> _Exercise input_
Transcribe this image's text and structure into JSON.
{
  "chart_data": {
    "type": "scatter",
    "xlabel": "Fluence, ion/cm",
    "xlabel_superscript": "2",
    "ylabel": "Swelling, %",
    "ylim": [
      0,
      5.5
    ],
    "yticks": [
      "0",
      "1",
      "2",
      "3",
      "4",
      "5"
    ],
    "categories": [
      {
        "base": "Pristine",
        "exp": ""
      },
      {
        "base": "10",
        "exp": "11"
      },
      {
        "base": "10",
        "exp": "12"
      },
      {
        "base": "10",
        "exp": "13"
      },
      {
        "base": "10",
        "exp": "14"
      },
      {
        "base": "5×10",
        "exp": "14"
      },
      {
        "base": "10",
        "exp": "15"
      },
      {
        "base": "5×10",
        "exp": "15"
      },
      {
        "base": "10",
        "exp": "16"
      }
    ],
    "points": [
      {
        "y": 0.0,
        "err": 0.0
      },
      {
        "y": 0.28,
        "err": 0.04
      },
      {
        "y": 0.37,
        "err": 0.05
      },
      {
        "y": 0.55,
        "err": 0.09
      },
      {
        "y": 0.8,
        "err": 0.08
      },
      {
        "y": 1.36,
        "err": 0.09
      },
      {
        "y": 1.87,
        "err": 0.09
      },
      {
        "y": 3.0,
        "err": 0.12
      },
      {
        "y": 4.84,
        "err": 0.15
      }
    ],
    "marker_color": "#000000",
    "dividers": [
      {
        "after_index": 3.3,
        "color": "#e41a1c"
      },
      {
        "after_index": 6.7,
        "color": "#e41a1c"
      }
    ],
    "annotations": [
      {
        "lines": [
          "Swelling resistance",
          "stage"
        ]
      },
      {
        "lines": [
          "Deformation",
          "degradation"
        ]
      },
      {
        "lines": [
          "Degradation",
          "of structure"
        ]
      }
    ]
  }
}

> _Problem to work on_
Nothing should be changed: write out all of the data as is.

> _Output below_
Transcribe this image's text and structure into JSON.
{
  "chart_data": {
    "type": "scatter",
    "xlabel": "Fluence, ion/cm",
    "xlabel_superscript": "2",
    "ylabel": "Swelling, %",
    "ylim": [
      0,
      5.5
    ],
    "yticks": [
      "0",
      "1",
      "2",
      "3",
      "4",
      "5"
    ],
    "categories": [
      {
        "base": "Pristine",
        "exp": ""
      },
      {
        "base": "10",
        "exp": "11"
      },
      {
        "base": "10",
        "exp": "12"
      },
      {
        "base": "10",
        "exp": "13"
      },
      {
        "base": "10",
        "exp": "14"
      },
      {
        "base": "5×10",
        "exp": "14"
      },
      {
        "base": "10",
        "exp": "15"
      },
      {
        "base": "5×10",
        "exp": "15"
      },
      {
        "base": "10",
        "exp": "16"
      }
    ],
    "points": [
      {
        "y": 0.0,
        "err": 0.0
      },
      {
        "y": 0.28,
        "err": 0.04
      },
      {
        "y": 0.37,
        "err": 0.05
      },
      {
        "y": 0.55,
        "err": 0.09
      },
      {
        "y": 0.8,
        "err": 0.08
      },
      {
        "y": 1.36,
        "err": 0.09
      },
      {
        "y": 1.87,
        "err": 0.09
      },
      {
        "y": 3.0,
        "err": 0.12
      },
      {
        "y": 4.84,
        "err": 0.15
      }
    ],
    "marker_color": "#000000",
    "dividers": [
      {
        "after_index": 3.3,
        "color": "#e41a1c"
      },
      {
        "after_index": 6.7,
        "color": "#e41a1c"
      }
    ],
    "annotations": [
      {
        "lines": [
          "Swelling resistance",
          "stage"
        ]
      },
      {
        "lines": [
          "Deformation",
          "degradation"
        ]
      },
      {
        "lines": [
          "Degradation",
          "of structure"
        ]
      }
    ]
  }
}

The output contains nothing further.